"""

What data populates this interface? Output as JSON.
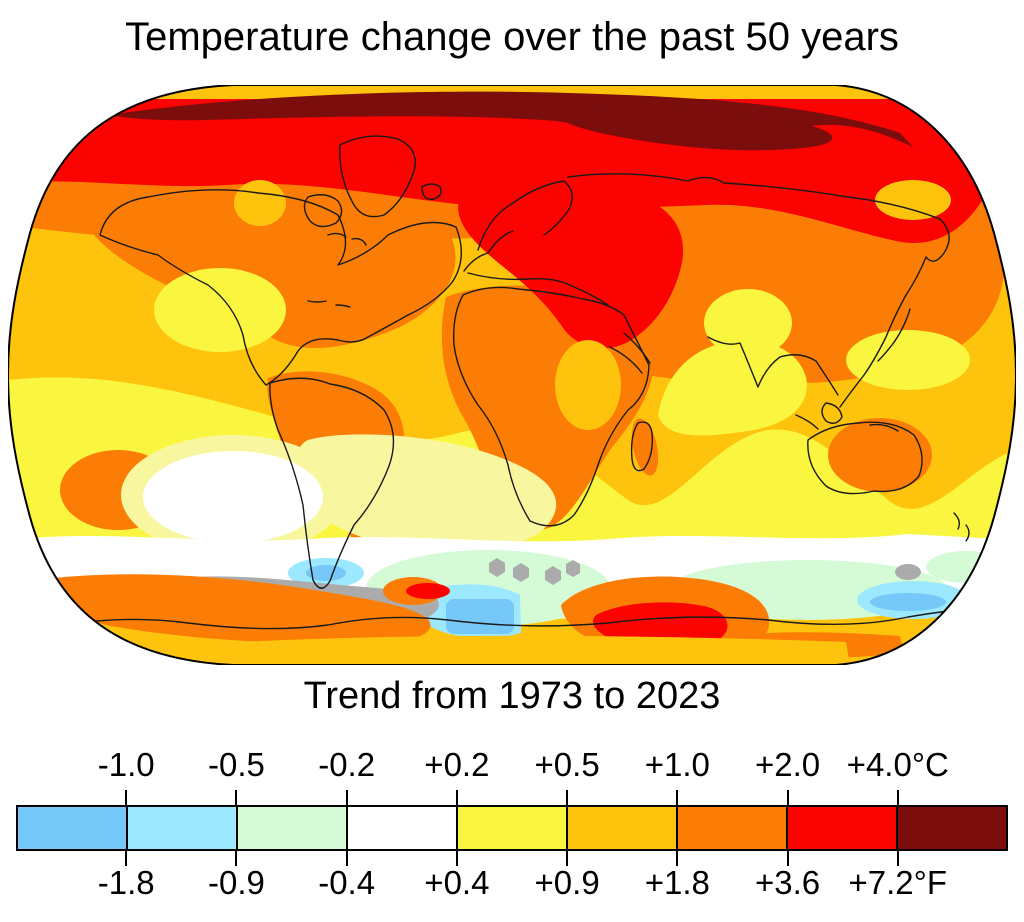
{
  "title": "Temperature change over the past 50 years",
  "subtitle": "Trend from 1973 to 2023",
  "legend": {
    "celsius_labels": [
      "-1.0",
      "-0.5",
      "-0.2",
      "+0.2",
      "+0.5",
      "+1.0",
      "+2.0",
      "+4.0°C"
    ],
    "fahrenheit_labels": [
      "-1.8",
      "-0.9",
      "-0.4",
      "+0.4",
      "+0.9",
      "+1.8",
      "+3.6",
      "+7.2°F"
    ],
    "segments": [
      {
        "name": "below--1.0C",
        "color": "#75C8F8"
      },
      {
        "name": "-1.0C-to--0.5C",
        "color": "#9CE8FE"
      },
      {
        "name": "-0.5C-to--0.2C",
        "color": "#D5FAD6"
      },
      {
        "name": "-0.2C-to-+0.2C",
        "color": "#FFFFFF"
      },
      {
        "name": "+0.2C-to-+0.5C",
        "color": "#FAF63F"
      },
      {
        "name": "+0.5C-to-+1.0C",
        "color": "#FEC40D"
      },
      {
        "name": "+1.0C-to-+2.0C",
        "color": "#FB7D05"
      },
      {
        "name": "+2.0C-to-+4.0C",
        "color": "#FA0300"
      },
      {
        "name": "above-+4.0C",
        "color": "#7B0D0D"
      }
    ]
  },
  "palette": {
    "blue": "#75C8F8",
    "cyan": "#9CE8FE",
    "mint": "#D5FAD6",
    "white": "#FFFFFF",
    "yellow": "#FAF63F",
    "pale_yellow": "#F8F7A0",
    "amber": "#FEC40D",
    "orange": "#FB7D05",
    "red": "#FA0300",
    "dark_red": "#7B0D0D",
    "gray": "#ABABAB",
    "coastline": "#1A1A1A",
    "map_border": "#000000"
  }
}
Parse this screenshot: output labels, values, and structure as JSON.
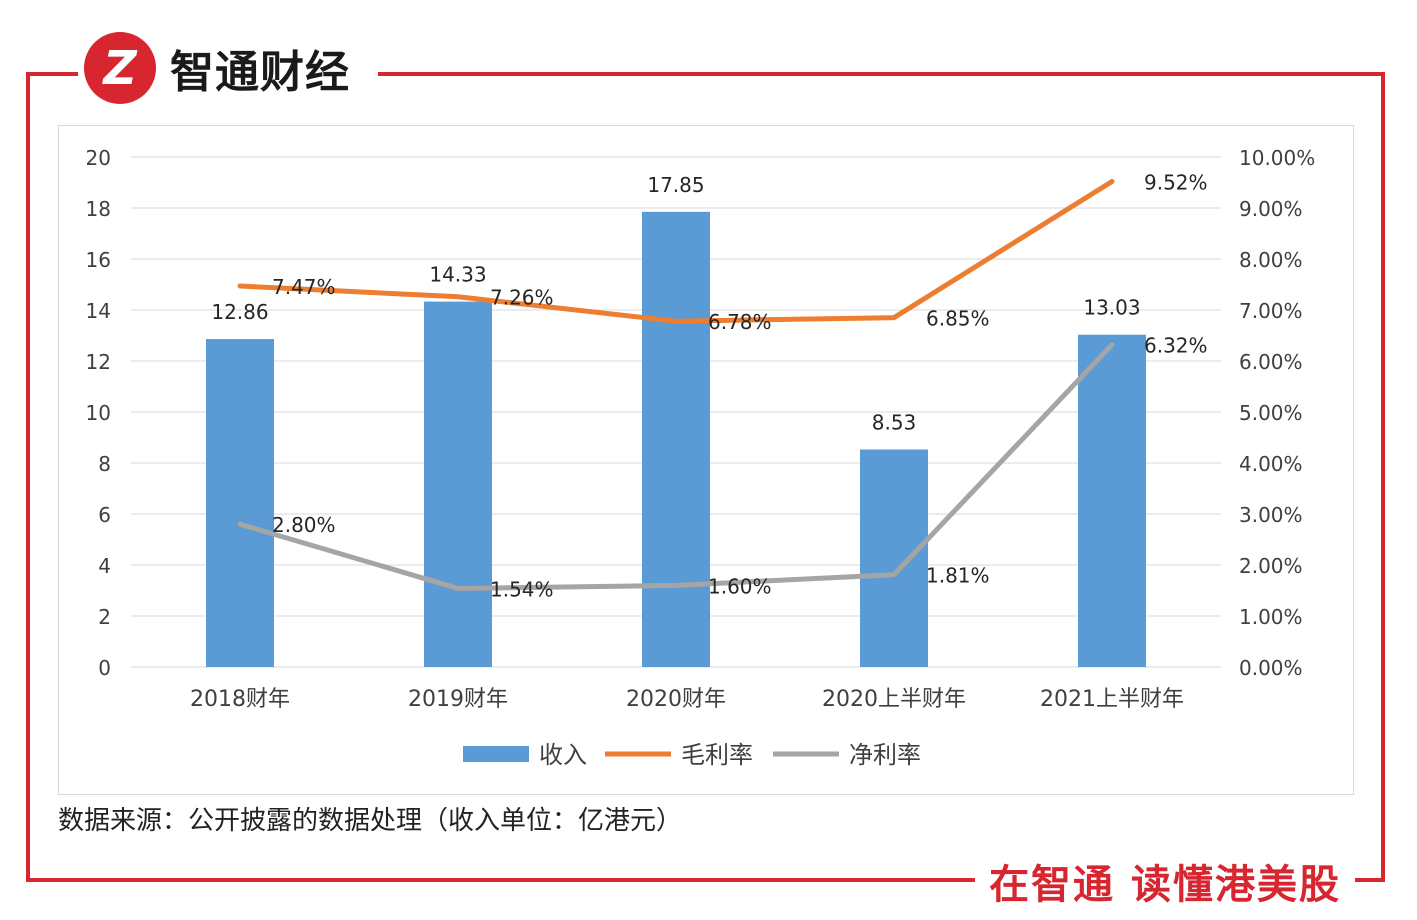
{
  "brand": {
    "name": "智通财经",
    "logo_letter": "Z"
  },
  "colors": {
    "accent": "#d7262f",
    "revenue": "#5b9bd5",
    "gross": "#ed7d31",
    "net": "#a5a5a5"
  },
  "footer": {
    "source": "数据来源：公开披露的数据处理（收入单位：亿港元）",
    "slogan": "在智通 读懂港美股"
  },
  "chart_data": {
    "type": "bar",
    "categories": [
      "2018财年",
      "2019财年",
      "2020财年",
      "2020上半财年",
      "2021上半财年"
    ],
    "series": [
      {
        "name": "收入",
        "type": "bar",
        "axis": "left",
        "values": [
          12.86,
          14.33,
          17.85,
          8.53,
          13.03
        ],
        "labels": [
          "12.86",
          "14.33",
          "17.85",
          "8.53",
          "13.03"
        ]
      },
      {
        "name": "毛利率",
        "type": "line",
        "axis": "right",
        "values": [
          7.47,
          7.26,
          6.78,
          6.85,
          9.52
        ],
        "labels": [
          "7.47%",
          "7.26%",
          "6.78%",
          "6.85%",
          "9.52%"
        ]
      },
      {
        "name": "净利率",
        "type": "line",
        "axis": "right",
        "values": [
          2.8,
          1.54,
          1.6,
          1.81,
          6.32
        ],
        "labels": [
          "2.80%",
          "1.54%",
          "1.60%",
          "1.81%",
          "6.32%"
        ]
      }
    ],
    "left_axis": {
      "min": 0,
      "max": 20,
      "ticks": [
        "0",
        "2",
        "4",
        "6",
        "8",
        "10",
        "12",
        "14",
        "16",
        "18",
        "20"
      ]
    },
    "right_axis": {
      "min": 0,
      "max": 10,
      "ticks": [
        "0.00%",
        "1.00%",
        "2.00%",
        "3.00%",
        "4.00%",
        "5.00%",
        "6.00%",
        "7.00%",
        "8.00%",
        "9.00%",
        "10.00%"
      ]
    },
    "grid": true,
    "legend_position": "bottom"
  }
}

"""

Request:
Generate a word-for-word copy of the preceding records, excluding all pictures.

Result:
What data populates this interface? Output as JSON.
{
  "title": "Temperature change over the past 50 years",
  "subtitle": "Trend from 1973 to 2023",
  "legend": {
    "celsius_labels": [
      "-1.0",
      "-0.5",
      "-0.2",
      "+0.2",
      "+0.5",
      "+1.0",
      "+2.0",
      "+4.0°C"
    ],
    "fahrenheit_labels": [
      "-1.8",
      "-0.9",
      "-0.4",
      "+0.4",
      "+0.9",
      "+1.8",
      "+3.6",
      "+7.2°F"
    ],
    "segments": [
      {
        "name": "below--1.0C",
        "color": "#75C8F8"
      },
      {
        "name": "-1.0C-to--0.5C",
        "color": "#9CE8FE"
      },
      {
        "name": "-0.5C-to--0.2C",
        "color": "#D5FAD6"
      },
      {
        "name": "-0.2C-to-+0.2C",
        "color": "#FFFFFF"
      },
      {
        "name": "+0.2C-to-+0.5C",
        "color": "#FAF63F"
      },
      {
        "name": "+0.5C-to-+1.0C",
        "color": "#FEC40D"
      },
      {
        "name": "+1.0C-to-+2.0C",
        "color": "#FB7D05"
      },
      {
        "name": "+2.0C-to-+4.0C",
        "color": "#FA0300"
      },
      {
        "name": "above-+4.0C",
        "color": "#7B0D0D"
      }
    ]
  },
  "palette": {
    "blue": "#75C8F8",
    "cyan": "#9CE8FE",
    "mint": "#D5FAD6",
    "white": "#FFFFFF",
    "yellow": "#FAF63F",
    "pale_yellow": "#F8F7A0",
    "amber": "#FEC40D",
    "orange": "#FB7D05",
    "red": "#FA0300",
    "dark_red": "#7B0D0D",
    "gray": "#ABABAB",
    "coastline": "#1A1A1A",
    "map_border": "#000000"
  }
}
Parse this screenshot: output labels, values, and structure as JSON.
{
  "brand": {
    "name": "智通财经",
    "logo_letter": "Z"
  },
  "colors": {
    "accent": "#d7262f",
    "revenue": "#5b9bd5",
    "gross": "#ed7d31",
    "net": "#a5a5a5"
  },
  "footer": {
    "source": "数据来源：公开披露的数据处理（收入单位：亿港元）",
    "slogan": "在智通 读懂港美股"
  },
  "chart_data": {
    "type": "bar",
    "categories": [
      "2018财年",
      "2019财年",
      "2020财年",
      "2020上半财年",
      "2021上半财年"
    ],
    "series": [
      {
        "name": "收入",
        "type": "bar",
        "axis": "left",
        "values": [
          12.86,
          14.33,
          17.85,
          8.53,
          13.03
        ],
        "labels": [
          "12.86",
          "14.33",
          "17.85",
          "8.53",
          "13.03"
        ]
      },
      {
        "name": "毛利率",
        "type": "line",
        "axis": "right",
        "values": [
          7.47,
          7.26,
          6.78,
          6.85,
          9.52
        ],
        "labels": [
          "7.47%",
          "7.26%",
          "6.78%",
          "6.85%",
          "9.52%"
        ]
      },
      {
        "name": "净利率",
        "type": "line",
        "axis": "right",
        "values": [
          2.8,
          1.54,
          1.6,
          1.81,
          6.32
        ],
        "labels": [
          "2.80%",
          "1.54%",
          "1.60%",
          "1.81%",
          "6.32%"
        ]
      }
    ],
    "left_axis": {
      "min": 0,
      "max": 20,
      "ticks": [
        "0",
        "2",
        "4",
        "6",
        "8",
        "10",
        "12",
        "14",
        "16",
        "18",
        "20"
      ]
    },
    "right_axis": {
      "min": 0,
      "max": 10,
      "ticks": [
        "0.00%",
        "1.00%",
        "2.00%",
        "3.00%",
        "4.00%",
        "5.00%",
        "6.00%",
        "7.00%",
        "8.00%",
        "9.00%",
        "10.00%"
      ]
    },
    "grid": true,
    "legend_position": "bottom"
  }
}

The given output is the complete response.